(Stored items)
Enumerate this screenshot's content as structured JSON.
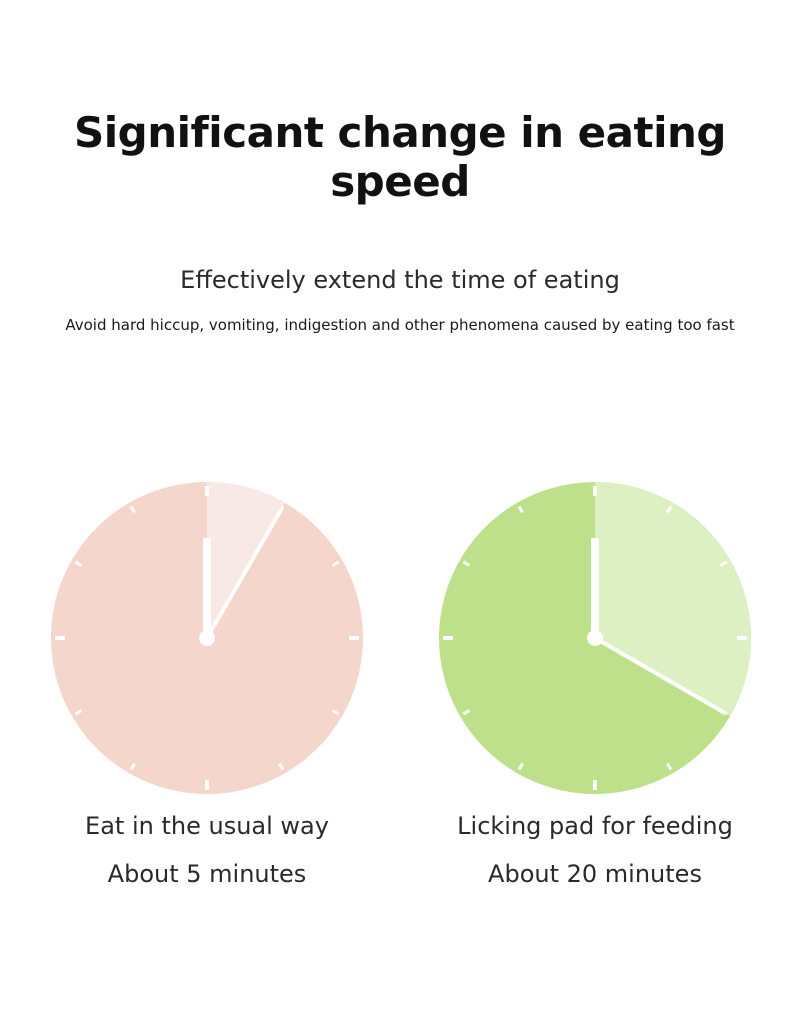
{
  "title": "Significant change in eating speed",
  "subtitle": "Effectively extend the time of eating",
  "note": "Avoid hard hiccup, vomiting, indigestion and other phenomena caused by eating too fast",
  "colors": {
    "left_face": "#f4d6cd",
    "left_wedge": "#f8e9e6",
    "right_face": "#bfe08a",
    "right_wedge": "#ddf0c4",
    "hands": "#ffffff"
  },
  "clocks": [
    {
      "method": "Eat in the usual way",
      "duration": "About 5 minutes",
      "minutes": 5
    },
    {
      "method": "Licking pad for feeding",
      "duration": "About 20 minutes",
      "minutes": 20
    }
  ]
}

> [Goal]: Nothing in the entries above should change when they are printed again, except that the pictures are dropped.

> [Result below]:
Enumerate this screenshot's content as structured JSON.
{
  "title": "Significant change in eating speed",
  "subtitle": "Effectively extend the time of eating",
  "note": "Avoid hard hiccup, vomiting, indigestion and other phenomena caused by eating too fast",
  "colors": {
    "left_face": "#f4d6cd",
    "left_wedge": "#f8e9e6",
    "right_face": "#bfe08a",
    "right_wedge": "#ddf0c4",
    "hands": "#ffffff"
  },
  "clocks": [
    {
      "method": "Eat in the usual way",
      "duration": "About 5 minutes",
      "minutes": 5
    },
    {
      "method": "Licking pad for feeding",
      "duration": "About 20 minutes",
      "minutes": 20
    }
  ]
}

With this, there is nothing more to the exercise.